◆ Problem details: Output each entry exactly; skip nothing.

** BEGIN Available records **

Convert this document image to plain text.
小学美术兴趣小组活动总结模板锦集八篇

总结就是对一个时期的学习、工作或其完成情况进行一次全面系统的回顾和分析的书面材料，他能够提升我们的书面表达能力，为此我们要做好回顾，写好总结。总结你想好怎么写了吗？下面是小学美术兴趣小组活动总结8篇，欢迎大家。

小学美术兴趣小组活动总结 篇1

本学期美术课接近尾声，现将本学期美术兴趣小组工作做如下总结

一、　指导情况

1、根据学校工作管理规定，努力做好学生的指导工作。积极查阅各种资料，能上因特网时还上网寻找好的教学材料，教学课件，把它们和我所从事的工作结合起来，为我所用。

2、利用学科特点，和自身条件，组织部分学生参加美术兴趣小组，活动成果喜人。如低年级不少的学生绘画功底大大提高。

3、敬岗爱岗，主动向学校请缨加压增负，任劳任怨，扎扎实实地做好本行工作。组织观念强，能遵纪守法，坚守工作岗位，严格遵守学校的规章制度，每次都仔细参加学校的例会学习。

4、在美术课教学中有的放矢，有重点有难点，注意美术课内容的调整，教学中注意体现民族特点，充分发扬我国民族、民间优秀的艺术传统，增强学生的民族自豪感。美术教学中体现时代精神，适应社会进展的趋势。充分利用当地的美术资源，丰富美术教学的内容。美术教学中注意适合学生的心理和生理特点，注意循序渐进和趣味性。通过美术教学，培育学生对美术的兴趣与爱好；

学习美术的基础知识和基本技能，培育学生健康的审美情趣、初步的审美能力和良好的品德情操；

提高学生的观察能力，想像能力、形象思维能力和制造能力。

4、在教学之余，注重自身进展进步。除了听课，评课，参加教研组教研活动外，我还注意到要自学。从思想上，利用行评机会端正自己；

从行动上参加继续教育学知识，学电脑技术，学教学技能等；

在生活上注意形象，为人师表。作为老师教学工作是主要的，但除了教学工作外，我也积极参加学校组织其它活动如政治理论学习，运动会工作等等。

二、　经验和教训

** END Available records **

◆ Final result:
Convert this document image to plain text.
小学美术兴趣小组活动总结模板锦集八篇

总结就是对一个时期的学习、工作或其完成情况进行一次全面系统的回顾和分析的书面材料，他能够提升我们的书面表达能力，为此我们要做好回顾，写好总结。总结你想好怎么写了吗？下面是小学美术兴趣小组活动总结8篇，欢迎大家。

小学美术兴趣小组活动总结 篇1

本学期美术课接近尾声，现将本学期美术兴趣小组工作做如下总结

一、　指导情况

1、根据学校工作管理规定，努力做好学生的指导工作。积极查阅各种资料，能上因特网时还上网寻找好的教学材料，教学课件，把它们和我所从事的工作结合起来，为我所用。

2、利用学科特点，和自身条件，组织部分学生参加美术兴趣小组，活动成果喜人。如低年级不少的学生绘画功底大大提高。

3、敬岗爱岗，主动向学校请缨加压增负，任劳任怨，扎扎实实地做好本行工作。组织观念强，能遵纪守法，坚守工作岗位，严格遵守学校的规章制度，每次都仔细参加学校的例会学习。

4、在美术课教学中有的放矢，有重点有难点，注意美术课内容的调整，教学中注意体现民族特点，充分发扬我国民族、民间优秀的艺术传统，增强学生的民族自豪感。美术教学中体现时代精神，适应社会进展的趋势。充分利用当地的美术资源，丰富美术教学的内容。美术教学中注意适合学生的心理和生理特点，注意循序渐进和趣味性。通过美术教学，培育学生对美术的兴趣与爱好；

学习美术的基础知识和基本技能，培育学生健康的审美情趣、初步的审美能力和良好的品德情操；

提高学生的观察能力，想像能力、形象思维能力和制造能力。

4、在教学之余，注重自身进展进步。除了听课，评课，参加教研组教研活动外，我还注意到要自学。从思想上，利用行评机会端正自己；

从行动上参加继续教育学知识，学电脑技术，学教学技能等；

在生活上注意形象，为人师表。作为老师教学工作是主要的，但除了教学工作外，我也积极参加学校组织其它活动如政治理论学习，运动会工作等等。

二、　经验和教训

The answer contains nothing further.